◆ TASK TO COMPLETE ◆
Retype all the records with nothing changed.

◆ DATA SUPPLIED ◆
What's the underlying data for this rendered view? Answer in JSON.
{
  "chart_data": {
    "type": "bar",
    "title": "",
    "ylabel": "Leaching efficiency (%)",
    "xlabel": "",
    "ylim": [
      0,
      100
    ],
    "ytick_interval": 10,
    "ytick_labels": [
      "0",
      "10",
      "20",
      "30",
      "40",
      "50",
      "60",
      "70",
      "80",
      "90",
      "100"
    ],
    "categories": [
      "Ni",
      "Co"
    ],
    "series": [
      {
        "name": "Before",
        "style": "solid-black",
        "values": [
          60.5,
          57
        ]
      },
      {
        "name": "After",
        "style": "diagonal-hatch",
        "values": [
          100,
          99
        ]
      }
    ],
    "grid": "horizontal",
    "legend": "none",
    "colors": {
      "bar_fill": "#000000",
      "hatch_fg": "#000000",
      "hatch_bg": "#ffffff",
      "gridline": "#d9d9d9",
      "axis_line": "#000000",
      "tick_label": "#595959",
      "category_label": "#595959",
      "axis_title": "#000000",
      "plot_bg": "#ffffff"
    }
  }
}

◆ RESULT OF THIS EXERCISE ◆
What's the underlying data for this rendered view? Answer in JSON.
{
  "chart_data": {
    "type": "bar",
    "title": "",
    "ylabel": "Leaching efficiency (%)",
    "xlabel": "",
    "ylim": [
      0,
      100
    ],
    "ytick_interval": 10,
    "ytick_labels": [
      "0",
      "10",
      "20",
      "30",
      "40",
      "50",
      "60",
      "70",
      "80",
      "90",
      "100"
    ],
    "categories": [
      "Ni",
      "Co"
    ],
    "series": [
      {
        "name": "Before",
        "style": "solid-black",
        "values": [
          60.5,
          57
        ]
      },
      {
        "name": "After",
        "style": "diagonal-hatch",
        "values": [
          100,
          99
        ]
      }
    ],
    "grid": "horizontal",
    "legend": "none",
    "colors": {
      "bar_fill": "#000000",
      "hatch_fg": "#000000",
      "hatch_bg": "#ffffff",
      "gridline": "#d9d9d9",
      "axis_line": "#000000",
      "tick_label": "#595959",
      "category_label": "#595959",
      "axis_title": "#000000",
      "plot_bg": "#ffffff"
    }
  }
}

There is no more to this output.